Dataset records:
**********

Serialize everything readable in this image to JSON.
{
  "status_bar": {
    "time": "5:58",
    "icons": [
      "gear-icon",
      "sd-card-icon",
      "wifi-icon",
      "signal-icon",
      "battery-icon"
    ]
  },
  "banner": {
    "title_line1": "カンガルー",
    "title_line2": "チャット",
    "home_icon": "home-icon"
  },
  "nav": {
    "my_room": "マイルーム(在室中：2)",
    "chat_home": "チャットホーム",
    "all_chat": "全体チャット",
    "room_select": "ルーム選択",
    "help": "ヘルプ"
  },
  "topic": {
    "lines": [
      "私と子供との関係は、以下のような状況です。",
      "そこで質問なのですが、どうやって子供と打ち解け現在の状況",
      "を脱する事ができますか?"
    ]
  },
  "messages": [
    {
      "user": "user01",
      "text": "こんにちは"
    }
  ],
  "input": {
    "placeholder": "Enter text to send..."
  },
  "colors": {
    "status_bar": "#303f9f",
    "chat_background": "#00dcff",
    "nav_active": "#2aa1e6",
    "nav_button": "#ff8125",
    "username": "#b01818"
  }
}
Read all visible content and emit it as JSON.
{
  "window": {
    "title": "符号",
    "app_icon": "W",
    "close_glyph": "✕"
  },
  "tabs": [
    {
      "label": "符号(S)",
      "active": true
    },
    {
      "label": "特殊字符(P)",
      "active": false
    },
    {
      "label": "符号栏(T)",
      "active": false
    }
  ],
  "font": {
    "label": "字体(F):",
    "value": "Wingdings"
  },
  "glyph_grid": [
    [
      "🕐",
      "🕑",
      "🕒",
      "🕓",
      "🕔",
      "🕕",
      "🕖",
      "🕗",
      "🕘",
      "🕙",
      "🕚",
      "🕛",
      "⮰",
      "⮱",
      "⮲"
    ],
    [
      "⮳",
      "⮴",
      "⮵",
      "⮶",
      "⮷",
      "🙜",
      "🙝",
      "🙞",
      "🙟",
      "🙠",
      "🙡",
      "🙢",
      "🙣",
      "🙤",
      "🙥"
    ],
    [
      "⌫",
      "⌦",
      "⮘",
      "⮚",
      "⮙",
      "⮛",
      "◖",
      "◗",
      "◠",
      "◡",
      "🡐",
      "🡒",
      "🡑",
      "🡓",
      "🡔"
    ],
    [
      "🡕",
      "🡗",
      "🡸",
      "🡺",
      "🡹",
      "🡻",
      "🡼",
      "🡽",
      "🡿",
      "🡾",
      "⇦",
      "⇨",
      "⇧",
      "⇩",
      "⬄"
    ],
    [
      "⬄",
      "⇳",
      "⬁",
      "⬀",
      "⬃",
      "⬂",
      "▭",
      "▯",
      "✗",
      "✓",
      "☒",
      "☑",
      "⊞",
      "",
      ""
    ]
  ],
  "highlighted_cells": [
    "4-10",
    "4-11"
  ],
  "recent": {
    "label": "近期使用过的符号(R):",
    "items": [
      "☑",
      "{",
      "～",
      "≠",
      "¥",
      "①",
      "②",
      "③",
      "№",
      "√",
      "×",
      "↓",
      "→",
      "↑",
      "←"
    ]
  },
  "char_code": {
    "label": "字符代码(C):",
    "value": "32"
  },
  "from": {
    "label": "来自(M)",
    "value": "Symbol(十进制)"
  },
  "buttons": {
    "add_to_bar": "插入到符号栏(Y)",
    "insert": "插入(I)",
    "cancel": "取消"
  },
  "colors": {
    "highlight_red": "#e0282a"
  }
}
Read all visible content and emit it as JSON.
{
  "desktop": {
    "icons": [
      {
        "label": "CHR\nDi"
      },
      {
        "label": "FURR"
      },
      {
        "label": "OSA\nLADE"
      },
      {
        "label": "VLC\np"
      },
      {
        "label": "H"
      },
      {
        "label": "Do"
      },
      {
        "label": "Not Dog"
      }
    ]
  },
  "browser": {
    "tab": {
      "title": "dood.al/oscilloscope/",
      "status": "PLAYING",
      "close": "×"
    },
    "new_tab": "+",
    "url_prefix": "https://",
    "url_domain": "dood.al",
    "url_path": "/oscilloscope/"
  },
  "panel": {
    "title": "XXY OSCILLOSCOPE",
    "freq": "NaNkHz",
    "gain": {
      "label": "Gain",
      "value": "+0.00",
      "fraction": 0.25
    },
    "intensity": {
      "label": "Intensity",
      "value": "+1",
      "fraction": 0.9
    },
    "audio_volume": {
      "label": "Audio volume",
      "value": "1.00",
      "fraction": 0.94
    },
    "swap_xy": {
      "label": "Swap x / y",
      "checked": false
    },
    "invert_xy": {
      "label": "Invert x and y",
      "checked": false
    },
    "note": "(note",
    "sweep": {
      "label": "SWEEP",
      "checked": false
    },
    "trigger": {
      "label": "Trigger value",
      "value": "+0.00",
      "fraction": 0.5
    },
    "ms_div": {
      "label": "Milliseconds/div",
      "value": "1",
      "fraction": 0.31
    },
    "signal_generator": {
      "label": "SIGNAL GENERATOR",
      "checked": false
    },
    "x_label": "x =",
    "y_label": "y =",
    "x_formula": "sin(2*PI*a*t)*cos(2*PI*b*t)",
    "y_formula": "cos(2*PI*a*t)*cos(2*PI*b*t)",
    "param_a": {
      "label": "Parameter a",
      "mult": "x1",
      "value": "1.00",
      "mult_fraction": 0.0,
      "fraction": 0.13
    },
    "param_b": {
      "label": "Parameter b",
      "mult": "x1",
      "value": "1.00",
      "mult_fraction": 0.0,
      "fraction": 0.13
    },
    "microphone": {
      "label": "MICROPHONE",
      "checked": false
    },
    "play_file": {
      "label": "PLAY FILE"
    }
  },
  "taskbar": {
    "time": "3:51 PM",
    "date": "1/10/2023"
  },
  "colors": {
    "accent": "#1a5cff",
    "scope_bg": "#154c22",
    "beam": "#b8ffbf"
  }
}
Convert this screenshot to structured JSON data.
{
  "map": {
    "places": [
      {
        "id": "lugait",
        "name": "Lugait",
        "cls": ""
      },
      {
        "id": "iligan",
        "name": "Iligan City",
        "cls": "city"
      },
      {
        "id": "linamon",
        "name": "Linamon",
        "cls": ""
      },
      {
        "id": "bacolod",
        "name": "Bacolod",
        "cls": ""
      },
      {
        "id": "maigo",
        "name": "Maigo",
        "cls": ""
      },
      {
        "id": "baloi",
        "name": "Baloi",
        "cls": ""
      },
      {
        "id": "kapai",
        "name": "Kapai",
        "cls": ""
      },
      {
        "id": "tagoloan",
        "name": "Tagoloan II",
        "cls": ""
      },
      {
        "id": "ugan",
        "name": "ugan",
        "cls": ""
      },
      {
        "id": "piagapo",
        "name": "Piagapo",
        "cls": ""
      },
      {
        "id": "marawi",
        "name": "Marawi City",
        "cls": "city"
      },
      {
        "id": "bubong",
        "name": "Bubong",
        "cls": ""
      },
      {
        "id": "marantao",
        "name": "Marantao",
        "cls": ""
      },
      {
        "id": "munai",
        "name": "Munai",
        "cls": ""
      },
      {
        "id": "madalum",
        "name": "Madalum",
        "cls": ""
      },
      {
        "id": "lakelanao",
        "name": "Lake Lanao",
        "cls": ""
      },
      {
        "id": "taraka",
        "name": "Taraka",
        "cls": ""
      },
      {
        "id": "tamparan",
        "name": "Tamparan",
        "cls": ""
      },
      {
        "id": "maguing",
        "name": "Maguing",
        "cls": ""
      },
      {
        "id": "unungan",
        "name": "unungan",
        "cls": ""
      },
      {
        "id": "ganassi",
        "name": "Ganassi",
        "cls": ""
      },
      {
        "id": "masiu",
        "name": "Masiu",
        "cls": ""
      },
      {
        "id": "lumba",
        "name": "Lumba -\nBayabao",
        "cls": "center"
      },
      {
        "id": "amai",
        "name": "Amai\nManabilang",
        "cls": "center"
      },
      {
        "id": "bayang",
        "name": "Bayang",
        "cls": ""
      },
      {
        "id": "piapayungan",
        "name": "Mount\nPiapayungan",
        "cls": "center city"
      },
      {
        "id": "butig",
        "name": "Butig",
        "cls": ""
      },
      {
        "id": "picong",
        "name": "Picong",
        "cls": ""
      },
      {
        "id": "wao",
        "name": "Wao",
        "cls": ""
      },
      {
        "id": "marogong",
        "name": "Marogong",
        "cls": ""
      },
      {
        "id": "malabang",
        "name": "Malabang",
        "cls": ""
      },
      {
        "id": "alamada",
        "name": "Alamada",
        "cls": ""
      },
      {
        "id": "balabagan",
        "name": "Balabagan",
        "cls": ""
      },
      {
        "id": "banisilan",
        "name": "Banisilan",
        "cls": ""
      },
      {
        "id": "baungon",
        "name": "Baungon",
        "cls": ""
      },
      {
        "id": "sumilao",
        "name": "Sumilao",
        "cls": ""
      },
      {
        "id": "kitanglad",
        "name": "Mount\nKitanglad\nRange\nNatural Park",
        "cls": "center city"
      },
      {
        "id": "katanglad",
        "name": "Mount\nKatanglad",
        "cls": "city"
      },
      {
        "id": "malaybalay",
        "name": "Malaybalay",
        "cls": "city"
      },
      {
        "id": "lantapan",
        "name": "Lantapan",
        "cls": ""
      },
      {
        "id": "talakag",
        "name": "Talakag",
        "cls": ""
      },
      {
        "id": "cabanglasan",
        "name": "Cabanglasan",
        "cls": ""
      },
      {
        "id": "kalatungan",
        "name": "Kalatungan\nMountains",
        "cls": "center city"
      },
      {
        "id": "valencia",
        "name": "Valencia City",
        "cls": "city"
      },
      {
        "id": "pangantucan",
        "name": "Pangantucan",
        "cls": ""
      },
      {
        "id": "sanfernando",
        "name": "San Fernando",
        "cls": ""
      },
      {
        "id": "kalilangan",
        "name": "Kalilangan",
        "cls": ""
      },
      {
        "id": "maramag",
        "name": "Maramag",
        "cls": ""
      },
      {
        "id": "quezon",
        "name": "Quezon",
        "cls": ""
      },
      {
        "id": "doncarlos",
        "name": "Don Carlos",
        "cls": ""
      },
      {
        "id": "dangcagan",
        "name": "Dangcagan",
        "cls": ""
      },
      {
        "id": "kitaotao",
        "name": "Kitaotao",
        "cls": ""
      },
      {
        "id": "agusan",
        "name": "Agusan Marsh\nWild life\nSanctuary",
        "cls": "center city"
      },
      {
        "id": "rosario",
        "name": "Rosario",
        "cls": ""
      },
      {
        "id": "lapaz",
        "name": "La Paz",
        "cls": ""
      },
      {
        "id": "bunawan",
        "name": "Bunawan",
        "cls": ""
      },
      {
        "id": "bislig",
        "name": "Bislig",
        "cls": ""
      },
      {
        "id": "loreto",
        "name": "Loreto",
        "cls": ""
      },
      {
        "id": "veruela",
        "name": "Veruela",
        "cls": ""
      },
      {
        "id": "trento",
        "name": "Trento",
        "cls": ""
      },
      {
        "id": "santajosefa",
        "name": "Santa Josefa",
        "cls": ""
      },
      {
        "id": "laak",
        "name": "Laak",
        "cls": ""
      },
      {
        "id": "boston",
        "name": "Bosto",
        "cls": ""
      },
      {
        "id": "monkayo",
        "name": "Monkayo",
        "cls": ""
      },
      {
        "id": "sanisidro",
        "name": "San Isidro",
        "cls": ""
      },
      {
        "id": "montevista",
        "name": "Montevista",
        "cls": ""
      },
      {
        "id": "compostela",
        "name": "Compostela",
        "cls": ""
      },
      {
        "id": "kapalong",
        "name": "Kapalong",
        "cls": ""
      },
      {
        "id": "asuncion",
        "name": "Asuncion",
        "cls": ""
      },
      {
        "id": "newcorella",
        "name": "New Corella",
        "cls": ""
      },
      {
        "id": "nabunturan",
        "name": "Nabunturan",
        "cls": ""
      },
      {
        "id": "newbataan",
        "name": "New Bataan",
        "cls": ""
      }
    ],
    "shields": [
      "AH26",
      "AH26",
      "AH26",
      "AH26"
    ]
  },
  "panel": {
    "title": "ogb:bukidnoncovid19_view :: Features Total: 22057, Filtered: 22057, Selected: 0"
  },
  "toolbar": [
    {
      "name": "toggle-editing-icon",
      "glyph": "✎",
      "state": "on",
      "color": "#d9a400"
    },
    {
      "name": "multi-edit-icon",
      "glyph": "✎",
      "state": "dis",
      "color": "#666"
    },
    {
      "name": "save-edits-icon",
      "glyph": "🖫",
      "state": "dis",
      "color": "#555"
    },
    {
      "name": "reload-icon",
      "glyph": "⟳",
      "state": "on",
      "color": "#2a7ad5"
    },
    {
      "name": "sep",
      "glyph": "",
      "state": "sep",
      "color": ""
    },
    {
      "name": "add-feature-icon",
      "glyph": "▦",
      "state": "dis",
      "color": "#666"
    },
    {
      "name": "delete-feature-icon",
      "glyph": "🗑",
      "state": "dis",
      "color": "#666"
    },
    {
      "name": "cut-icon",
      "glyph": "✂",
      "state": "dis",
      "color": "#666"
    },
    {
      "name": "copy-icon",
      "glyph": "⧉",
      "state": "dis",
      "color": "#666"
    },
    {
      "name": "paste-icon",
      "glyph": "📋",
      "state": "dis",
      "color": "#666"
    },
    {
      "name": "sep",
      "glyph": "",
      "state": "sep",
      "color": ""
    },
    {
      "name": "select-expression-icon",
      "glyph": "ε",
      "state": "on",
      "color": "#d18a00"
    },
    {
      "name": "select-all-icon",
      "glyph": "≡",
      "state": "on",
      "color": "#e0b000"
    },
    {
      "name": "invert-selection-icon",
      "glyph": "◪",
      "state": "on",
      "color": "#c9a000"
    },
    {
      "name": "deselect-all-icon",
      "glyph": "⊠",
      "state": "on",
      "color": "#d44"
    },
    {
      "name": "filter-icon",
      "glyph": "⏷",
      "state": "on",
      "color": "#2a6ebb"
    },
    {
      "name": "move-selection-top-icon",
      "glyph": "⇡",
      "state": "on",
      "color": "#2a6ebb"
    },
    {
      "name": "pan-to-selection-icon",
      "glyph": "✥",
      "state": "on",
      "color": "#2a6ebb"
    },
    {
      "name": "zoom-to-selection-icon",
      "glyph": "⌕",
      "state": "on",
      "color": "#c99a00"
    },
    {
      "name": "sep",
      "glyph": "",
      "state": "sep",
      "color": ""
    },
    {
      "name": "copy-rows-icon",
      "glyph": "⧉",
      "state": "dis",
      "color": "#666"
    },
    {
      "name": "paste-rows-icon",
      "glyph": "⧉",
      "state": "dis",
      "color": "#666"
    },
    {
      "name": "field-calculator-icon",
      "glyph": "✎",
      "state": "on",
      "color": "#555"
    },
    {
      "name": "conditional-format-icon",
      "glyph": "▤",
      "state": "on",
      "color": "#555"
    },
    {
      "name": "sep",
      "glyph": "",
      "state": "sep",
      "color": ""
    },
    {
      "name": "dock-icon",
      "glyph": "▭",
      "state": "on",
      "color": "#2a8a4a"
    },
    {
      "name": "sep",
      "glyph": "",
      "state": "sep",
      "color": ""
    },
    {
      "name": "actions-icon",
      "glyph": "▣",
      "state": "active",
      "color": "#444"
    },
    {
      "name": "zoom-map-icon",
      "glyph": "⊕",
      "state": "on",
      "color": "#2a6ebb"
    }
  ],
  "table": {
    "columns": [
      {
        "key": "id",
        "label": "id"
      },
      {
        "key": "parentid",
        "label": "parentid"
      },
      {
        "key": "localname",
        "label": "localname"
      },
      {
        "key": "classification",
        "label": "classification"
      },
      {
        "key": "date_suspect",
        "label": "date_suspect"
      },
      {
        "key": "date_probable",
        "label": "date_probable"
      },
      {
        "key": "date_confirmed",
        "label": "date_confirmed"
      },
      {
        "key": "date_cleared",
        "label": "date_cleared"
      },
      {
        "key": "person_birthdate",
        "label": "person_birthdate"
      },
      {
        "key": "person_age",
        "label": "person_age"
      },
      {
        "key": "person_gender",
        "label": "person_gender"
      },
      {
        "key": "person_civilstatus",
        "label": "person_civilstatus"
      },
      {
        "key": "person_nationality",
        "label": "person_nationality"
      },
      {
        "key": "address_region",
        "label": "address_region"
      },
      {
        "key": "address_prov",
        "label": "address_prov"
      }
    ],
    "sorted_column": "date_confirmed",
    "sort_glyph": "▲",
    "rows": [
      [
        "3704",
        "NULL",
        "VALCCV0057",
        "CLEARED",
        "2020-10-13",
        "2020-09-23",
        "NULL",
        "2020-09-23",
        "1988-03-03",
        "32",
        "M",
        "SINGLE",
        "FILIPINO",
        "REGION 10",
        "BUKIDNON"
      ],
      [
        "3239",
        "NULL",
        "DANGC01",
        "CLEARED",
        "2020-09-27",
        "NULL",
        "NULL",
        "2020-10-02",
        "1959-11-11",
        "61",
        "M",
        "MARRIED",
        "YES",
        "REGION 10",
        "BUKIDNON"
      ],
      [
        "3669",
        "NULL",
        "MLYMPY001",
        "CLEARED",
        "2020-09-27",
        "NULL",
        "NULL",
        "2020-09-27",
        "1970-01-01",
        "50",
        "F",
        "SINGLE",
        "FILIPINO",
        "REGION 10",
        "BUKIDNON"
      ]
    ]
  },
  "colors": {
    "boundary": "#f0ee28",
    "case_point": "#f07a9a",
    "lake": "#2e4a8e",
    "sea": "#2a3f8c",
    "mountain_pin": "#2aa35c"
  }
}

**********

▶ **GOAL OF THE EXERCISE**
Lines that hold the word "value" are the ones to return, every one of them.

▶ **WORKED SOLUTION**
    "value": "Wingdings"
    "value": "32"
    "value": "Symbol(十进制)"
      "value": "+0.00",
      "value": "+1",
      "value": "1.00",
      "label": "Trigger value",
      "value": "+0.00",
      "value": "1",
      "value": "1.00",
      "value": "1.00",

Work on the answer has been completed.